• [OBJECTIVE] Each record is to be transcribed exactly.

Data excerpts:
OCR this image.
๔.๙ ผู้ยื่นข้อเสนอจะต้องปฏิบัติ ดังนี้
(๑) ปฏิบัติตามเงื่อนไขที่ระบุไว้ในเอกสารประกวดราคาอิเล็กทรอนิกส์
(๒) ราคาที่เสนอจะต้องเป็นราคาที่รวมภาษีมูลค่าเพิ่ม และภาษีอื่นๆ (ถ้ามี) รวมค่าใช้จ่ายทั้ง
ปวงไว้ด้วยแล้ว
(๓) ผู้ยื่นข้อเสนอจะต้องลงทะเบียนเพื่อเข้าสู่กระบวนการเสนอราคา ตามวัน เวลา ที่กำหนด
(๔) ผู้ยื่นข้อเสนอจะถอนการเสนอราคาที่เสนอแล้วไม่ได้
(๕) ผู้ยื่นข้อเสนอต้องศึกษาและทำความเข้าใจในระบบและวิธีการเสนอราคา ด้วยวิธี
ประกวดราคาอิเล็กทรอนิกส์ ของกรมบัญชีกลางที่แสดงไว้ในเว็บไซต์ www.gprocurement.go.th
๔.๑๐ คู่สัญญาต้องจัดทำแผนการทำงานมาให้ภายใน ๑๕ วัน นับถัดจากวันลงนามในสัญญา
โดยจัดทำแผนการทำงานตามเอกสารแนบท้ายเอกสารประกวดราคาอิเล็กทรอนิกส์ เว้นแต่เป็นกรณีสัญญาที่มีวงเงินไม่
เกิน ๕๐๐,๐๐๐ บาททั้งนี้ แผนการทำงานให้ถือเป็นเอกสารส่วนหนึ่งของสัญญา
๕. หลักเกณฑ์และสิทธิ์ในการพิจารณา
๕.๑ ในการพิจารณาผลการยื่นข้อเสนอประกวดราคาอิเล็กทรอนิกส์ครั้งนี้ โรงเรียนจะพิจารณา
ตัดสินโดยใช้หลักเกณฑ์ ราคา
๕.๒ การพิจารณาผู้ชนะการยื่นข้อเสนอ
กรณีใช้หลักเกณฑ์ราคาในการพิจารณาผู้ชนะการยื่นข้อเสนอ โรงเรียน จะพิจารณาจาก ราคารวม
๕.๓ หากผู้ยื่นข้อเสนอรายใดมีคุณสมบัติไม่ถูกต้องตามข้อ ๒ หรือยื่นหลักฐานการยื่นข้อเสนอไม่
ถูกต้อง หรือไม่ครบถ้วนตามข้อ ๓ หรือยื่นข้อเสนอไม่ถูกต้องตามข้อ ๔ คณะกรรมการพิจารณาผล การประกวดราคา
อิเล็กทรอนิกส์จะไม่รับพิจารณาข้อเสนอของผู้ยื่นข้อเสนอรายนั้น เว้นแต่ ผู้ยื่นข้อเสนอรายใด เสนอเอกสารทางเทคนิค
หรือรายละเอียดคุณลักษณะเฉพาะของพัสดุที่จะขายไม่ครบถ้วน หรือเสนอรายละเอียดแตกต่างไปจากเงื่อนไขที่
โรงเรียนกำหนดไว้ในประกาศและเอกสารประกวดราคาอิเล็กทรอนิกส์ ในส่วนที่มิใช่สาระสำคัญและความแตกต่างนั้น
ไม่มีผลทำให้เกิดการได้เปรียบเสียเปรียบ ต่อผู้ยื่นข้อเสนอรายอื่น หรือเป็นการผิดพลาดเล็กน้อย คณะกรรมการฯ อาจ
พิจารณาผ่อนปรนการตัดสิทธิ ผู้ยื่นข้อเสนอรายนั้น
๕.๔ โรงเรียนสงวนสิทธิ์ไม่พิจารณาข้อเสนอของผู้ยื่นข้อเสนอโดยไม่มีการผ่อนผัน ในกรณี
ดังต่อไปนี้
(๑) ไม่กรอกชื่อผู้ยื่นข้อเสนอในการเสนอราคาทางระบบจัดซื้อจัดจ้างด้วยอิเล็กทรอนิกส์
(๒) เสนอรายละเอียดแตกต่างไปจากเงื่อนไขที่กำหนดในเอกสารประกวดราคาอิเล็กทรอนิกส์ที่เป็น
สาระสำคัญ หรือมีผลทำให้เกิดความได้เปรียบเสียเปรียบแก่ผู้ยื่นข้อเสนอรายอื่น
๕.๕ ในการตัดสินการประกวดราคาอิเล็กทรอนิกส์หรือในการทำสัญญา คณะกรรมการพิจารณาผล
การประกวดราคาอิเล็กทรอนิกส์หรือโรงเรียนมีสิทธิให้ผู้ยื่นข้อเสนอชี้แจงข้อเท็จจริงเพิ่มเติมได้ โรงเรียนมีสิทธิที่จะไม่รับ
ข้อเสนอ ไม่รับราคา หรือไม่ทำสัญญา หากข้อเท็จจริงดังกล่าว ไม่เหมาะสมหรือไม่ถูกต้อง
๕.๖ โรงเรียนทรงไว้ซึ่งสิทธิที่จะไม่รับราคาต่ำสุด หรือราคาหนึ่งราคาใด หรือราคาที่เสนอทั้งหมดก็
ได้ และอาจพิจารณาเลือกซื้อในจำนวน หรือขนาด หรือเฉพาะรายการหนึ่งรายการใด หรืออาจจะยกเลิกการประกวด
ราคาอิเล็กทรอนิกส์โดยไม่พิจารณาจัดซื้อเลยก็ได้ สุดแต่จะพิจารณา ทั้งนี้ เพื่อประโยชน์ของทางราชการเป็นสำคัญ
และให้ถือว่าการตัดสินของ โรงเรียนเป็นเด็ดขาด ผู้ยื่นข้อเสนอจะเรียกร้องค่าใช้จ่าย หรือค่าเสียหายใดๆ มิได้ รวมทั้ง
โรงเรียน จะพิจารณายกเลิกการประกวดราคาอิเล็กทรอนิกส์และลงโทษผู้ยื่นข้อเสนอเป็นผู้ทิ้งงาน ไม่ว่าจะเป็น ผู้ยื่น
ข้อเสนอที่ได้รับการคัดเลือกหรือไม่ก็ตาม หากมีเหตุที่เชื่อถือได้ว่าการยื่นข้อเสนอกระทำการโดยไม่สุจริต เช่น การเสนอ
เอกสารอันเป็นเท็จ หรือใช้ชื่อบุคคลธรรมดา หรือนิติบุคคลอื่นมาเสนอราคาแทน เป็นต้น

• [SOLUTION TO THE EXERCISE]
OCR this image.
๔.๙ ผู้ยื่นข้อเสนอจะต้องปฏิบัติ ดังนี้
(๑) ปฏิบัติตามเงื่อนไขที่ระบุไว้ในเอกสารประกวดราคาอิเล็กทรอนิกส์
(๒) ราคาที่เสนอจะต้องเป็นราคาที่รวมภาษีมูลค่าเพิ่ม และภาษีอื่นๆ (ถ้ามี) รวมค่าใช้จ่ายทั้ง
ปวงไว้ด้วยแล้ว
(๓) ผู้ยื่นข้อเสนอจะต้องลงทะเบียนเพื่อเข้าสู่กระบวนการเสนอราคา ตามวัน เวลา ที่กำหนด
(๔) ผู้ยื่นข้อเสนอจะถอนการเสนอราคาที่เสนอแล้วไม่ได้
(๕) ผู้ยื่นข้อเสนอต้องศึกษาและทำความเข้าใจในระบบและวิธีการเสนอราคา ด้วยวิธี
ประกวดราคาอิเล็กทรอนิกส์ ของกรมบัญชีกลางที่แสดงไว้ในเว็บไซต์ www.gprocurement.go.th
๔.๑๐ คู่สัญญาต้องจัดทำแผนการทำงานมาให้ภายใน ๑๕ วัน นับถัดจากวันลงนามในสัญญา
โดยจัดทำแผนการทำงานตามเอกสารแนบท้ายเอกสารประกวดราคาอิเล็กทรอนิกส์ เว้นแต่เป็นกรณีสัญญาที่มีวงเงินไม่
เกิน ๕๐๐,๐๐๐ บาททั้งนี้ แผนการทำงานให้ถือเป็นเอกสารส่วนหนึ่งของสัญญา
๕. หลักเกณฑ์และสิทธิ์ในการพิจารณา
๕.๑ ในการพิจารณาผลการยื่นข้อเสนอประกวดราคาอิเล็กทรอนิกส์ครั้งนี้ โรงเรียนจะพิจารณา
ตัดสินโดยใช้หลักเกณฑ์ ราคา
๕.๒ การพิจารณาผู้ชนะการยื่นข้อเสนอ
กรณีใช้หลักเกณฑ์ราคาในการพิจารณาผู้ชนะการยื่นข้อเสนอ โรงเรียน จะพิจารณาจาก ราคารวม
๕.๓ หากผู้ยื่นข้อเสนอรายใดมีคุณสมบัติไม่ถูกต้องตามข้อ ๒ หรือยื่นหลักฐานการยื่นข้อเสนอไม่
ถูกต้อง หรือไม่ครบถ้วนตามข้อ ๓ หรือยื่นข้อเสนอไม่ถูกต้องตามข้อ ๔ คณะกรรมการพิจารณาผล การประกวดราคา
อิเล็กทรอนิกส์จะไม่รับพิจารณาข้อเสนอของผู้ยื่นข้อเสนอรายนั้น เว้นแต่ ผู้ยื่นข้อเสนอรายใด เสนอเอกสารทางเทคนิค
หรือรายละเอียดคุณลักษณะเฉพาะของพัสดุที่จะขายไม่ครบถ้วน หรือเสนอรายละเอียดแตกต่างไปจากเงื่อนไขที่
โรงเรียนกำหนดไว้ในประกาศและเอกสารประกวดราคาอิเล็กทรอนิกส์ ในส่วนที่มิใช่สาระสำคัญและความแตกต่างนั้น
ไม่มีผลทำให้เกิดการได้เปรียบเสียเปรียบ ต่อผู้ยื่นข้อเสนอรายอื่น หรือเป็นการผิดพลาดเล็กน้อย คณะกรรมการฯ อาจ
พิจารณาผ่อนปรนการตัดสิทธิ ผู้ยื่นข้อเสนอรายนั้น
๕.๔ โรงเรียนสงวนสิทธิ์ไม่พิจารณาข้อเสนอของผู้ยื่นข้อเสนอโดยไม่มีการผ่อนผัน ในกรณี
ดังต่อไปนี้
(๑) ไม่กรอกชื่อผู้ยื่นข้อเสนอในการเสนอราคาทางระบบจัดซื้อจัดจ้างด้วยอิเล็กทรอนิกส์
(๒) เสนอรายละเอียดแตกต่างไปจากเงื่อนไขที่กำหนดในเอกสารประกวดราคาอิเล็กทรอนิกส์ที่เป็น
สาระสำคัญ หรือมีผลทำให้เกิดความได้เปรียบเสียเปรียบแก่ผู้ยื่นข้อเสนอรายอื่น
๕.๕ ในการตัดสินการประกวดราคาอิเล็กทรอนิกส์หรือในการทำสัญญา คณะกรรมการพิจารณาผล
การประกวดราคาอิเล็กทรอนิกส์หรือโรงเรียนมีสิทธิให้ผู้ยื่นข้อเสนอชี้แจงข้อเท็จจริงเพิ่มเติมได้ โรงเรียนมีสิทธิที่จะไม่รับ
ข้อเสนอ ไม่รับราคา หรือไม่ทำสัญญา หากข้อเท็จจริงดังกล่าว ไม่เหมาะสมหรือไม่ถูกต้อง
๕.๖ โรงเรียนทรงไว้ซึ่งสิทธิที่จะไม่รับราคาต่ำสุด หรือราคาหนึ่งราคาใด หรือราคาที่เสนอทั้งหมดก็
ได้ และอาจพิจารณาเลือกซื้อในจำนวน หรือขนาด หรือเฉพาะรายการหนึ่งรายการใด หรืออาจจะยกเลิกการประกวด
ราคาอิเล็กทรอนิกส์โดยไม่พิจารณาจัดซื้อเลยก็ได้ สุดแต่จะพิจารณา ทั้งนี้ เพื่อประโยชน์ของทางราชการเป็นสำคัญ
และให้ถือว่าการตัดสินของ โรงเรียนเป็นเด็ดขาด ผู้ยื่นข้อเสนอจะเรียกร้องค่าใช้จ่าย หรือค่าเสียหายใดๆ มิได้ รวมทั้ง
โรงเรียน จะพิจารณายกเลิกการประกวดราคาอิเล็กทรอนิกส์และลงโทษผู้ยื่นข้อเสนอเป็นผู้ทิ้งงาน ไม่ว่าจะเป็น ผู้ยื่น
ข้อเสนอที่ได้รับการคัดเลือกหรือไม่ก็ตาม หากมีเหตุที่เชื่อถือได้ว่าการยื่นข้อเสนอกระทำการโดยไม่สุจริต เช่น การเสนอ
เอกสารอันเป็นเท็จ หรือใช้ชื่อบุคคลธรรมดา หรือนิติบุคคลอื่นมาเสนอราคาแทน เป็นต้น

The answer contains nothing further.